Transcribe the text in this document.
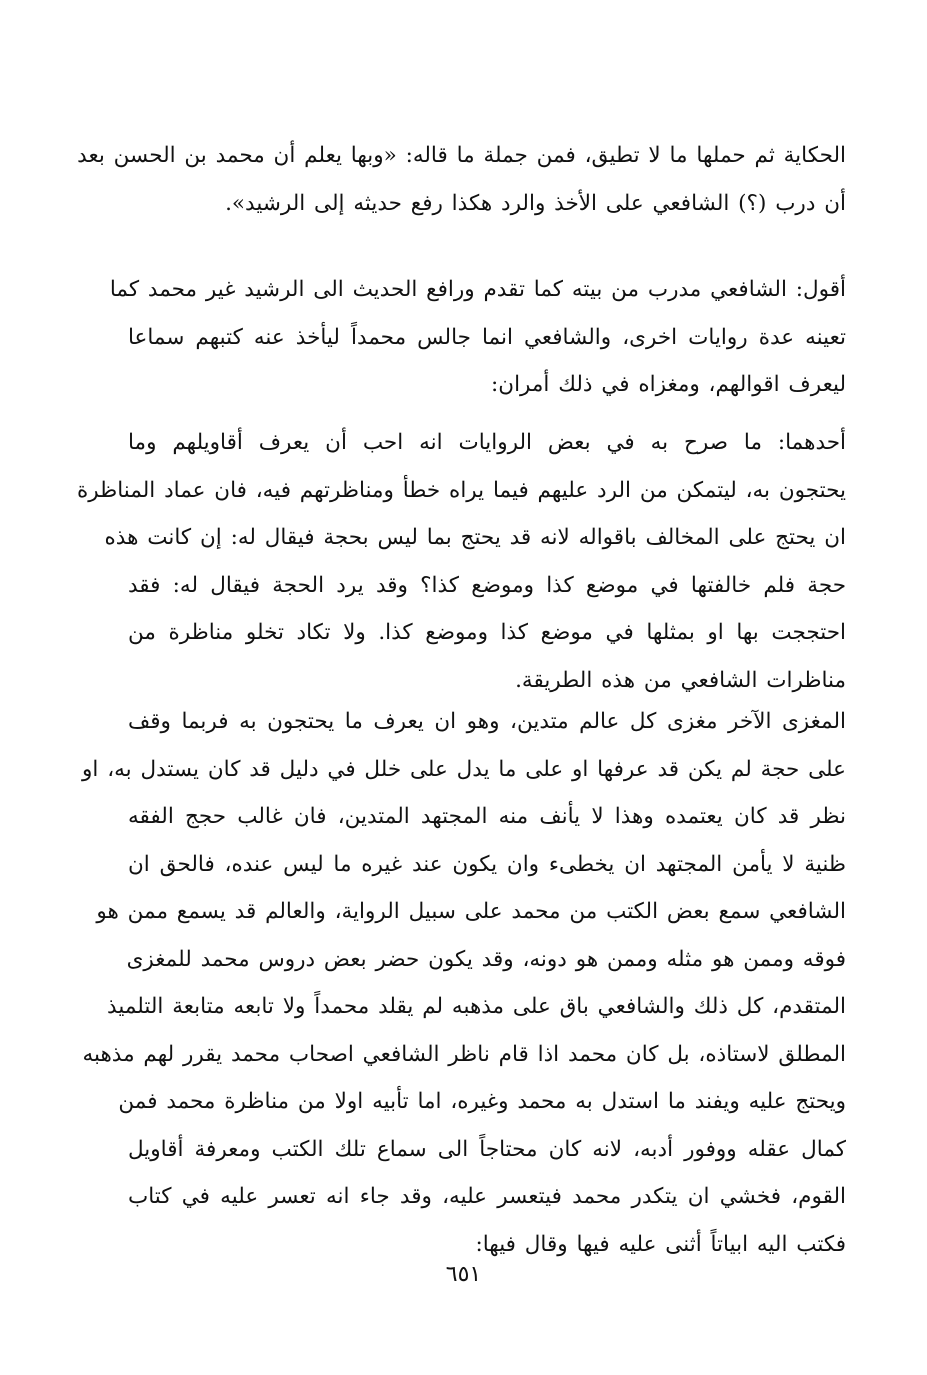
الحكاية ثم حملها ما لا تطيق، فمن جملة ما قاله: «وبها يعلم أن محمد بن الحسن بعد
أن درب (؟) الشافعي على الأخذ والرد هكذا رفع حديثه إلى الرشيد».
أقول: الشافعي مدرب من بيته كما تقدم ورافع الحديث الى الرشيد غير محمد كما
تعينه عدة روايات اخرى، والشافعي انما جالس محمداً ليأخذ عنه كتبهم سماعا
ليعرف اقوالهم، ومغزاه في ذلك أمران:
أحدهما: ما صرح به في بعض الروايات انه احب أن يعرف أقاويلهم وما
يحتجون به، ليتمكن من الرد عليهم فيما يراه خطأ ومناظرتهم فيه، فان عماد المناظرة
ان يحتج على المخالف باقواله لانه قد يحتج بما ليس بحجة فيقال له: إن كانت هذه
حجة فلم خالفتها في موضع كذا وموضع كذا؟ وقد يرد الحجة فيقال له: فقد
احتججت بها او بمثلها في موضع كذا وموضع كذا. ولا تكاد تخلو مناظرة من
مناظرات الشافعي من هذه الطريقة.
المغزى الآخر مغزى كل عالم متدين، وهو ان يعرف ما يحتجون به فربما وقف
على حجة لم يكن قد عرفها او على ما يدل على خلل في دليل قد كان يستدل به، او
نظر قد كان يعتمده وهذا لا يأنف منه المجتهد المتدين، فان غالب حجج الفقه
ظنية لا يأمن المجتهد ان يخطىء وان يكون عند غيره ما ليس عنده، فالحق ان
الشافعي سمع بعض الكتب من محمد على سبيل الرواية، والعالم قد يسمع ممن هو
فوقه وممن هو مثله وممن هو دونه، وقد يكون حضر بعض دروس محمد للمغزى
المتقدم، كل ذلك والشافعي باق على مذهبه لم يقلد محمداً ولا تابعه متابعة التلميذ
المطلق لاستاذه، بل كان محمد اذا قام ناظر الشافعي اصحاب محمد يقرر لهم مذهبه
ويحتج عليه ويفند ما استدل به محمد وغيره، اما تأبيه اولا من مناظرة محمد فمن
كمال عقله ووفور أدبه، لانه كان محتاجاً الى سماع تلك الكتب ومعرفة أقاويل
القوم، فخشي ان يتكدر محمد فيتعسر عليه، وقد جاء انه تعسر عليه في كتاب
فكتب اليه ابياتاً أثنى عليه فيها وقال فيها:
٦٥١
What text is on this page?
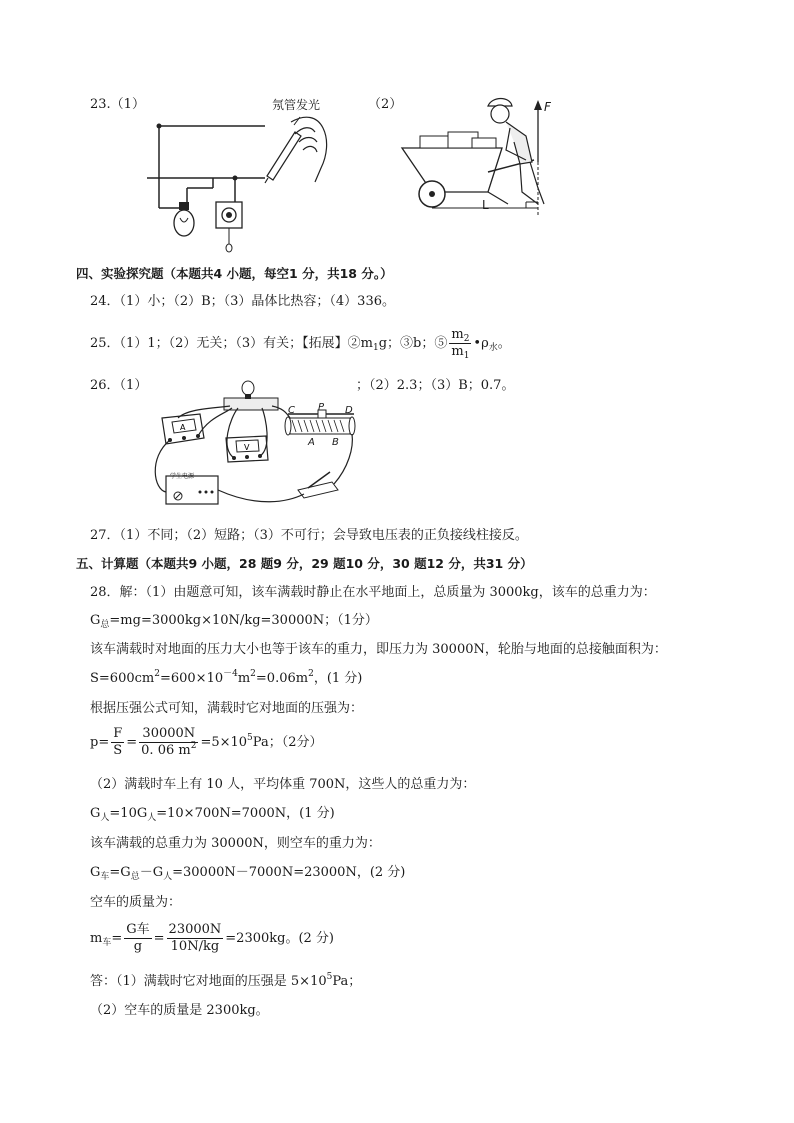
23.（1）	氖管发光	（2）	F
L
四、实验探究题（本题共4 小题，每空1 分，共18 分。）
24．（1）小；（2）B；（3）晶体比热容；（4）336。
25．（1）1；（2）无关；（3）有关；【拓展】$②m_1g$；③b；⑤ $\frac{m_2}{m_1}$ $•\rho_水$。
26．（1）	；（2）2.3；（3）B；0.7。
A
V
C P D
A B
学生电源
27．（1）不同；（2）短路；（3）不可行；会导致电压表的正负接线柱接反。
五、计算题（本题共9 小题，28 题9 分，29 题10 分，30 题12 分，共31 分）
28．解：（1）由题意可知，该车满载时静止在水平地面上，总质量为 3000kg，该车的总重力为：
$G_总=mg=3000kg\times 10N/kg=30000N$；（1分）
该车满载时对地面的压力大小也等于该车的重力，即压力为 30000N，轮胎与地面的总接触面积为：
$S=600cm^2=600\times 10^{-4}m^2=0.06m^2$，(1 分)
根据压强公式可知，满载时它对地面的压强为：
$p= \frac{F}{S} = \frac{30000N}{0. 06 m^2} =5\times 10^5Pa$；（2分）
（2）满载时车上有 10 人，平均体重 700N，这些人的总重力为：
$G_人=10G_人=10\times 700N=7000N$，(1 分)
该车满载的总重力为 30000N，则空车的重力为：
$G_车=G_总-G_人=30000N-7000N=23000N$，(2 分)
空车的质量为：
$m_车= \frac{\text{G车}}{g} = \frac{23000N}{10N/kg} =2300kg$。(2 分)
答：（1）满载时它对地面的压强是 $5\times 10^5Pa$；
（2）空车的质量是 2300kg。
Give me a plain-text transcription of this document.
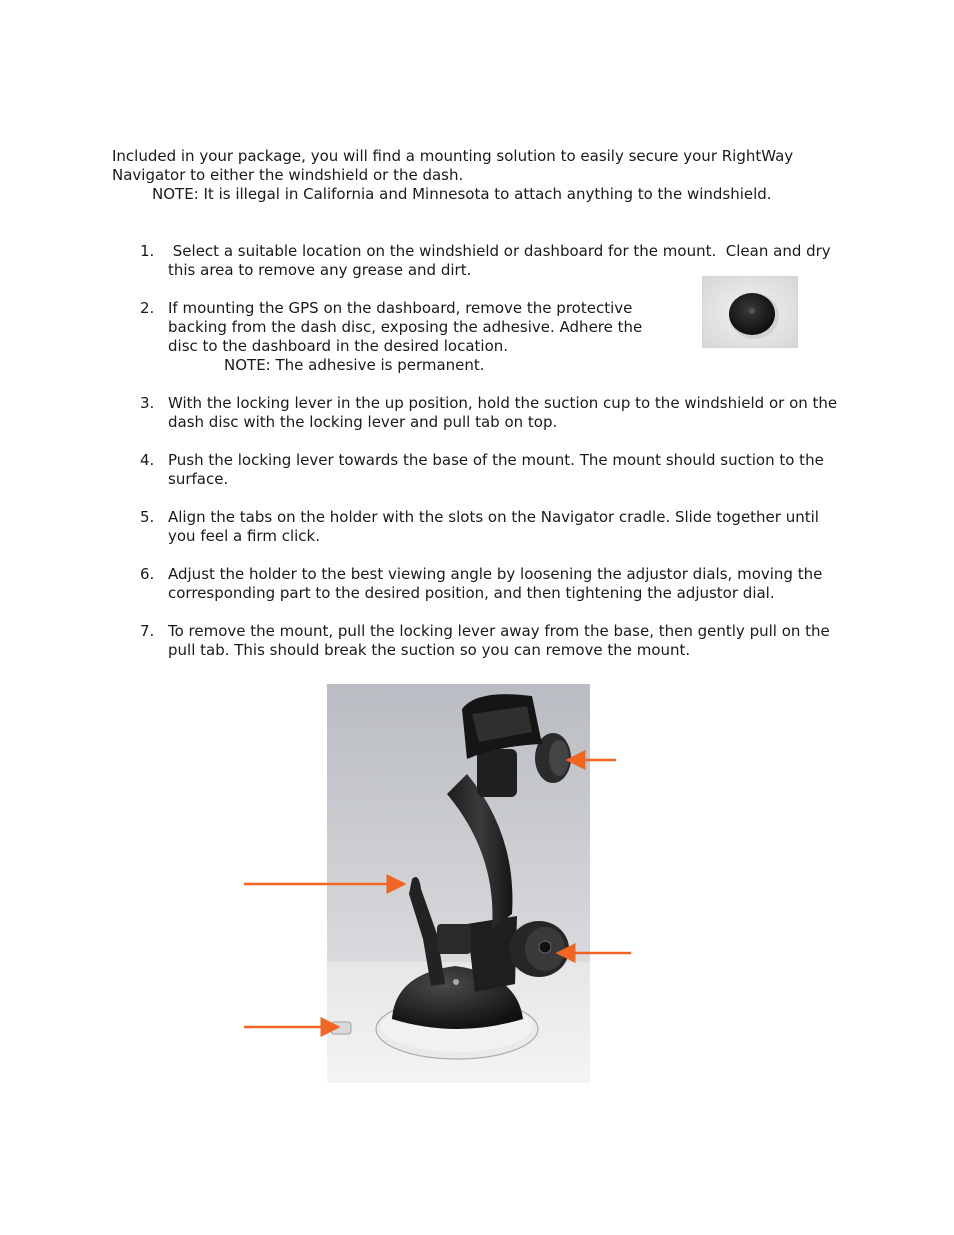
Included in your package, you will find a mounting solution to easily secure your RightWay Navigator to either the windshield or the dash.

NOTE: It is illegal in California and Minnesota to attach anything to the windshield.

1. Select a suitable location on the windshield or dashboard for the mount.  Clean and dry this area to remove any grease and dirt.
2. If mounting the GPS on the dashboard, remove the protective backing from the dash disc, exposing the adhesive. Adhere the disc to the dashboard in the desired location.
NOTE: The adhesive is permanent.
3. With the locking lever in the up position, hold the suction cup to the windshield or on the dash disc with the locking lever and pull tab on top.
4. Push the locking lever towards the base of the mount. The mount should suction to the surface.
5. Align the tabs on the holder with the slots on the Navigator cradle. Slide together until you feel a firm click.
6. Adjust the holder to the best viewing angle by loosening the adjustor dials, moving the corresponding part to the desired position, and then tightening the adjustor dial.
7. To remove the mount, pull the locking lever away from the base, then gently pull on the pull tab. This should break the suction so you can remove the mount.
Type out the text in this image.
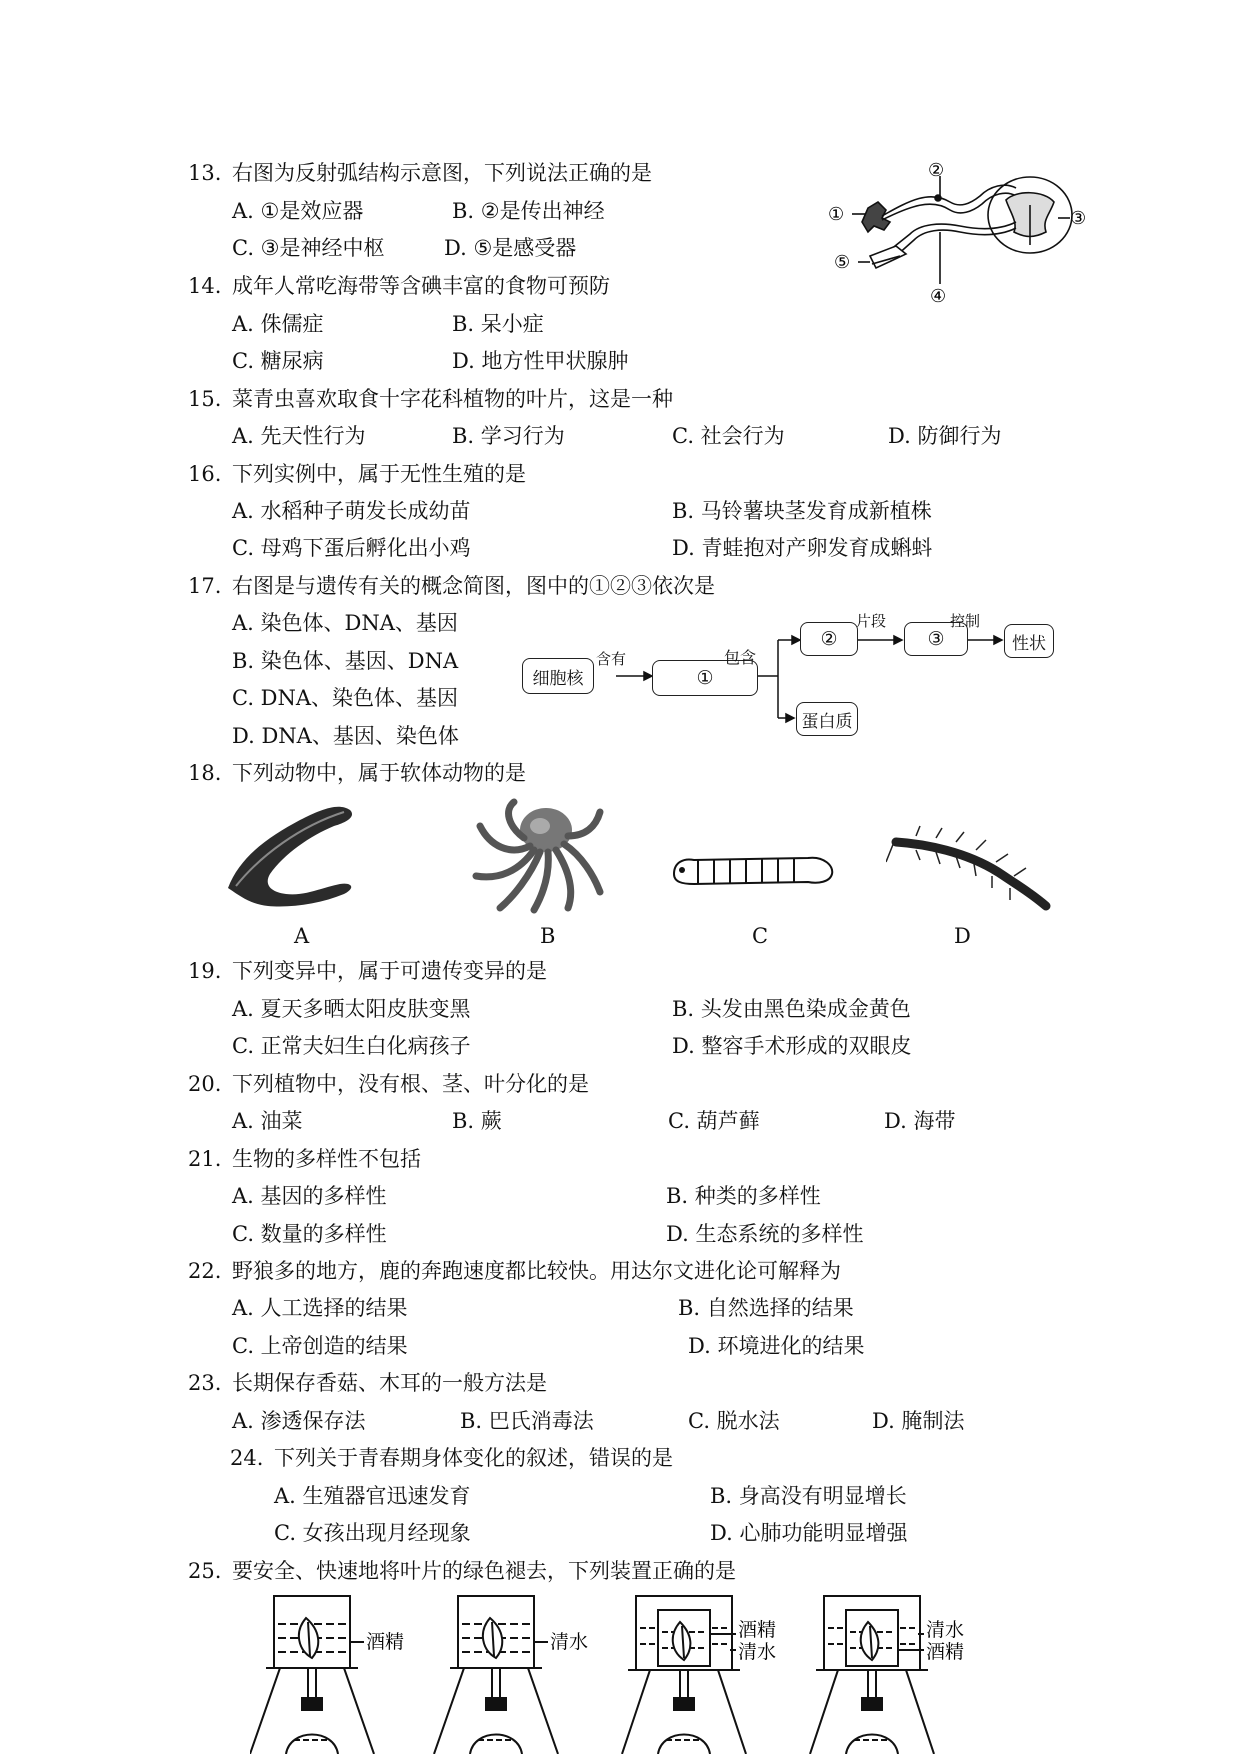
13. 右图为反射弧结构示意图，下列说法正确的是
A. ①是效应器	B. ②是传出神经
C. ③是神经中枢	D. ⑤是感受器
①
②
③
④
⑤
14. 成年人常吃海带等含碘丰富的食物可预防
A. 侏儒症	B. 呆小症
C. 糖尿病	D. 地方性甲状腺肿
15. 菜青虫喜欢取食十字花科植物的叶片，这是一种
A. 先天性行为	B. 学习行为	C. 社会行为	D. 防御行为
16. 下列实例中，属于无性生殖的是
A. 水稻种子萌发长成幼苗	B. 马铃薯块茎发育成新植株
C. 母鸡下蛋后孵化出小鸡	D. 青蛙抱对产卵发育成蝌蚪
17. 右图是与遗传有关的概念简图，图中的①②③依次是
A. 染色体、DNA、基因
B. 染色体、基因、DNA
C. DNA、染色体、基因
D. DNA、基因、染色体
细胞核
含有
①
包含
②
片段
③
控制
性状
蛋白质
18. 下列动物中，属于软体动物的是
A	B	C	D
19. 下列变异中，属于可遗传变异的是
A. 夏天多晒太阳皮肤变黑	B. 头发由黑色染成金黄色
C. 正常夫妇生白化病孩子	D. 整容手术形成的双眼皮
20. 下列植物中，没有根、茎、叶分化的是
A. 油菜	B. 蕨	C. 葫芦藓	D. 海带
21. 生物的多样性不包括
A. 基因的多样性	B. 种类的多样性
C. 数量的多样性	D. 生态系统的多样性
22. 野狼多的地方，鹿的奔跑速度都比较快。用达尔文进化论可解释为
A. 人工选择的结果	B. 自然选择的结果
C. 上帝创造的结果	D. 环境进化的结果
23. 长期保存香菇、木耳的一般方法是
A. 渗透保存法	B. 巴氏消毒法	C. 脱水法	D. 腌制法
24. 下列关于青春期身体变化的叙述，错误的是
A. 生殖器官迅速发育	B. 身高没有明显增长
C. 女孩出现月经现象	D. 心肺功能明显增强
25. 要安全、快速地将叶片的绿色褪去，下列装置正确的是
酒精	清水
酒精
清水
清水
酒精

====================

• What the exercise asks: Will you set down the records word for word while leaving out every picture?

• Result of this task:
Transcribe the text in this document.
الحكاية ثم حملها ما لا تطيق، فمن جملة ما قاله: «وبها يعلم أن محمد بن الحسن بعد
أن درب (؟) الشافعي على الأخذ والرد هكذا رفع حديثه إلى الرشيد».
أقول: الشافعي مدرب من بيته كما تقدم ورافع الحديث الى الرشيد غير محمد كما
تعينه عدة روايات اخرى، والشافعي انما جالس محمداً ليأخذ عنه كتبهم سماعا
ليعرف اقوالهم، ومغزاه في ذلك أمران:
أحدهما: ما صرح به في بعض الروايات انه احب أن يعرف أقاويلهم وما
يحتجون به، ليتمكن من الرد عليهم فيما يراه خطأ ومناظرتهم فيه، فان عماد المناظرة
ان يحتج على المخالف باقواله لانه قد يحتج بما ليس بحجة فيقال له: إن كانت هذه
حجة فلم خالفتها في موضع كذا وموضع كذا؟ وقد يرد الحجة فيقال له: فقد
احتججت بها او بمثلها في موضع كذا وموضع كذا. ولا تكاد تخلو مناظرة من
مناظرات الشافعي من هذه الطريقة.
المغزى الآخر مغزى كل عالم متدين، وهو ان يعرف ما يحتجون به فربما وقف
على حجة لم يكن قد عرفها او على ما يدل على خلل في دليل قد كان يستدل به، او
نظر قد كان يعتمده وهذا لا يأنف منه المجتهد المتدين، فان غالب حجج الفقه
ظنية لا يأمن المجتهد ان يخطىء وان يكون عند غيره ما ليس عنده، فالحق ان
الشافعي سمع بعض الكتب من محمد على سبيل الرواية، والعالم قد يسمع ممن هو
فوقه وممن هو مثله وممن هو دونه، وقد يكون حضر بعض دروس محمد للمغزى
المتقدم، كل ذلك والشافعي باق على مذهبه لم يقلد محمداً ولا تابعه متابعة التلميذ
المطلق لاستاذه، بل كان محمد اذا قام ناظر الشافعي اصحاب محمد يقرر لهم مذهبه
ويحتج عليه ويفند ما استدل به محمد وغيره، اما تأبيه اولا من مناظرة محمد فمن
كمال عقله ووفور أدبه، لانه كان محتاجاً الى سماع تلك الكتب ومعرفة أقاويل
القوم، فخشي ان يتكدر محمد فيتعسر عليه، وقد جاء انه تعسر عليه في كتاب
فكتب اليه ابياتاً أثنى عليه فيها وقال فيها:
٦٥١
What text is on this page?
23.（1）	氖管发光	（2）	F
L
四、实验探究题（本题共4 小题，每空1 分，共18 分。）
24．（1）小；（2）B；（3）晶体比热容；（4）336。
25．（1）1；（2）无关；（3）有关；【拓展】$②m_1g$；③b；⑤ $\frac{m_2}{m_1}$ $•\rho_水$。
26．（1）	；（2）2.3；（3）B；0.7。
A
V
C P D
A B
学生电源
27．（1）不同；（2）短路；（3）不可行；会导致电压表的正负接线柱接反。
五、计算题（本题共9 小题，28 题9 分，29 题10 分，30 题12 分，共31 分）
28．解：（1）由题意可知，该车满载时静止在水平地面上，总质量为 3000kg，该车的总重力为：
$G_总=mg=3000kg\times 10N/kg=30000N$；（1分）
该车满载时对地面的压力大小也等于该车的重力，即压力为 30000N，轮胎与地面的总接触面积为：
$S=600cm^2=600\times 10^{-4}m^2=0.06m^2$，(1 分)
根据压强公式可知，满载时它对地面的压强为：
$p= \frac{F}{S} = \frac{30000N}{0. 06 m^2} =5\times 10^5Pa$；（2分）
（2）满载时车上有 10 人，平均体重 700N，这些人的总重力为：
$G_人=10G_人=10\times 700N=7000N$，(1 分)
该车满载的总重力为 30000N，则空车的重力为：
$G_车=G_总-G_人=30000N-7000N=23000N$，(2 分)
空车的质量为：
$m_车= \frac{\text{G车}}{g} = \frac{23000N}{10N/kg} =2300kg$。(2 分)
答：（1）满载时它对地面的压强是 $5\times 10^5Pa$；
（2）空车的质量是 2300kg。
Give me a plain-text transcription of this document.
Included in your package, you will find a mounting solution to easily secure your RightWay Navigator to either the windshield or the dash.

NOTE: It is illegal in California and Minnesota to attach anything to the windshield.

1. Select a suitable location on the windshield or dashboard for the mount.  Clean and dry this area to remove any grease and dirt.
2. If mounting the GPS on the dashboard, remove the protective backing from the dash disc, exposing the adhesive. Adhere the disc to the dashboard in the desired location.
NOTE: The adhesive is permanent.
3. With the locking lever in the up position, hold the suction cup to the windshield or on the dash disc with the locking lever and pull tab on top.
4. Push the locking lever towards the base of the mount. The mount should suction to the surface.
5. Align the tabs on the holder with the slots on the Navigator cradle. Slide together until you feel a firm click.
6. Adjust the holder to the best viewing angle by loosening the adjustor dials, moving the corresponding part to the desired position, and then tightening the adjustor dial.
7. To remove the mount, pull the locking lever away from the base, then gently pull on the pull tab. This should break the suction so you can remove the mount.
Type out the text in this image.
13. 右图为反射弧结构示意图，下列说法正确的是
A. ①是效应器	B. ②是传出神经
C. ③是神经中枢	D. ⑤是感受器
①
②
③
④
⑤
14. 成年人常吃海带等含碘丰富的食物可预防
A. 侏儒症	B. 呆小症
C. 糖尿病	D. 地方性甲状腺肿
15. 菜青虫喜欢取食十字花科植物的叶片，这是一种
A. 先天性行为	B. 学习行为	C. 社会行为	D. 防御行为
16. 下列实例中，属于无性生殖的是
A. 水稻种子萌发长成幼苗	B. 马铃薯块茎发育成新植株
C. 母鸡下蛋后孵化出小鸡	D. 青蛙抱对产卵发育成蝌蚪
17. 右图是与遗传有关的概念简图，图中的①②③依次是
A. 染色体、DNA、基因
B. 染色体、基因、DNA
C. DNA、染色体、基因
D. DNA、基因、染色体
细胞核
含有
①
包含
②
片段
③
控制
性状
蛋白质
18. 下列动物中，属于软体动物的是
A	B	C	D
19. 下列变异中，属于可遗传变异的是
A. 夏天多晒太阳皮肤变黑	B. 头发由黑色染成金黄色
C. 正常夫妇生白化病孩子	D. 整容手术形成的双眼皮
20. 下列植物中，没有根、茎、叶分化的是
A. 油菜	B. 蕨	C. 葫芦藓	D. 海带
21. 生物的多样性不包括
A. 基因的多样性	B. 种类的多样性
C. 数量的多样性	D. 生态系统的多样性
22. 野狼多的地方，鹿的奔跑速度都比较快。用达尔文进化论可解释为
A. 人工选择的结果	B. 自然选择的结果
C. 上帝创造的结果	D. 环境进化的结果
23. 长期保存香菇、木耳的一般方法是
A. 渗透保存法	B. 巴氏消毒法	C. 脱水法	D. 腌制法
24. 下列关于青春期身体变化的叙述，错误的是
A. 生殖器官迅速发育	B. 身高没有明显增长
C. 女孩出现月经现象	D. 心肺功能明显增强
25. 要安全、快速地将叶片的绿色褪去，下列装置正确的是
酒精	清水
酒精
清水
清水
酒精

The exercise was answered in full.